** Exercise aim **
Would you write out the listing verbatim and skip every picture in it?

Collected data:
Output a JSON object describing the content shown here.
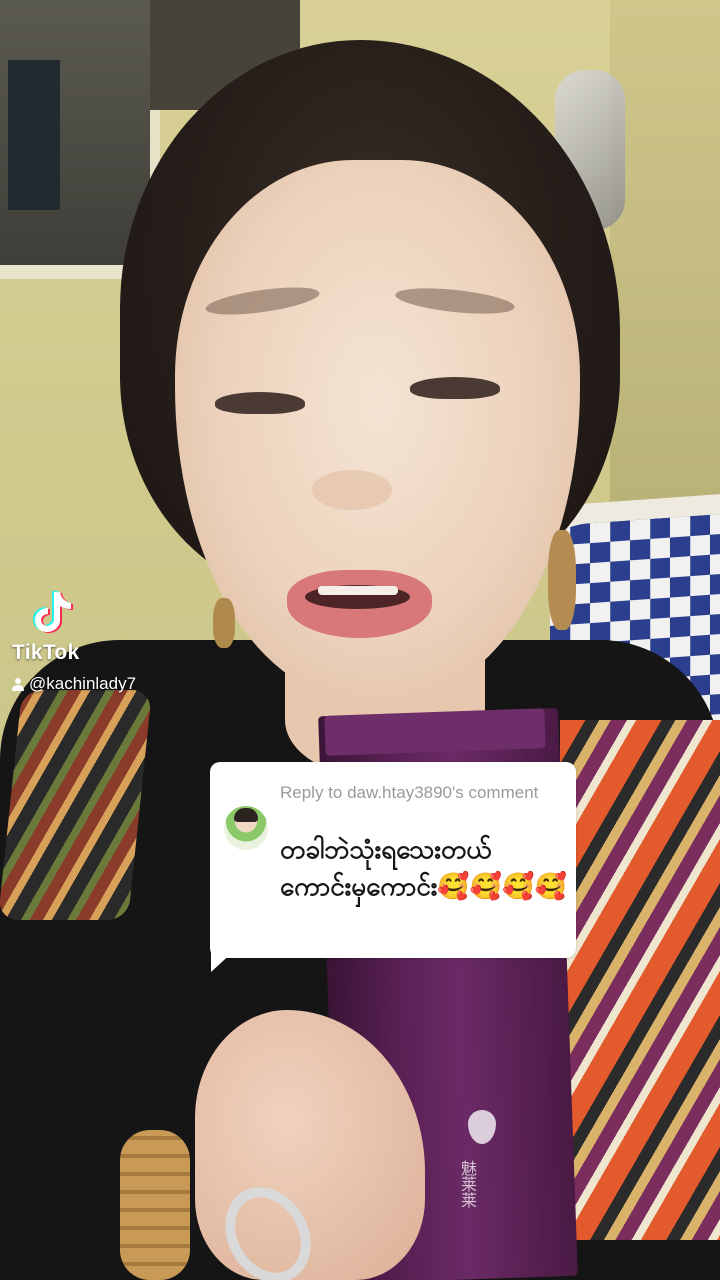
{
  "watermark": {
    "brand": "TikTok",
    "username": "@kachinlady7",
    "logo_icon": "tiktok-note-icon",
    "user_icon": "person-icon"
  },
  "reply": {
    "header": "Reply to daw.htay3890's comment",
    "text": "တခါဘဲသုံးရသေးတယ် ကောင်းမှကောင်း🥰🥰🥰🥰",
    "avatar_icon": "commenter-avatar"
  },
  "product": {
    "brand_chars": "魅莱莱"
  },
  "colors": {
    "bubble_bg": "#ffffff",
    "header_text": "#9a9a9a",
    "reply_text": "#161616",
    "tiktok_cyan": "#25f4ee",
    "tiktok_red": "#fe2c55"
  }
}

** Completed exercise **
Output a JSON object describing the content shown here.
{
  "watermark": {
    "brand": "TikTok",
    "username": "@kachinlady7",
    "logo_icon": "tiktok-note-icon",
    "user_icon": "person-icon"
  },
  "reply": {
    "header": "Reply to daw.htay3890's comment",
    "text": "တခါဘဲသုံးရသေးတယ် ကောင်းမှကောင်း🥰🥰🥰🥰",
    "avatar_icon": "commenter-avatar"
  },
  "product": {
    "brand_chars": "魅莱莱"
  },
  "colors": {
    "bubble_bg": "#ffffff",
    "header_text": "#9a9a9a",
    "reply_text": "#161616",
    "tiktok_cyan": "#25f4ee",
    "tiktok_red": "#fe2c55"
  }
}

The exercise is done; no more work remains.